— start —

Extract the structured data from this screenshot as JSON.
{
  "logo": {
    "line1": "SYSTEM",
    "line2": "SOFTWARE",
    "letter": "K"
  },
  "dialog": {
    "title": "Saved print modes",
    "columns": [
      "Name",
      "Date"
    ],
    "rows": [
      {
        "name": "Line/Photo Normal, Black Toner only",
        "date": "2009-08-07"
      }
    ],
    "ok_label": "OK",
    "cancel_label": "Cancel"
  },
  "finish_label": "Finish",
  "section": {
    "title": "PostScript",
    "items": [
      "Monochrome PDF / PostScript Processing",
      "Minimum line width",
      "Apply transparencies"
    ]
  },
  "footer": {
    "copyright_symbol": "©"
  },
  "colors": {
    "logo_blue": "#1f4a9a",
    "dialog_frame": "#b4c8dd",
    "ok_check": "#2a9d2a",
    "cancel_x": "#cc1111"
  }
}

— end —

__What is expected__. Repeat every line of the data, exactly and in full.

__Exercise output__.
Extract the structured data from this screenshot as JSON.
{
  "logo": {
    "line1": "SYSTEM",
    "line2": "SOFTWARE",
    "letter": "K"
  },
  "dialog": {
    "title": "Saved print modes",
    "columns": [
      "Name",
      "Date"
    ],
    "rows": [
      {
        "name": "Line/Photo Normal, Black Toner only",
        "date": "2009-08-07"
      }
    ],
    "ok_label": "OK",
    "cancel_label": "Cancel"
  },
  "finish_label": "Finish",
  "section": {
    "title": "PostScript",
    "items": [
      "Monochrome PDF / PostScript Processing",
      "Minimum line width",
      "Apply transparencies"
    ]
  },
  "footer": {
    "copyright_symbol": "©"
  },
  "colors": {
    "logo_blue": "#1f4a9a",
    "dialog_frame": "#b4c8dd",
    "ok_check": "#2a9d2a",
    "cancel_x": "#cc1111"
  }
}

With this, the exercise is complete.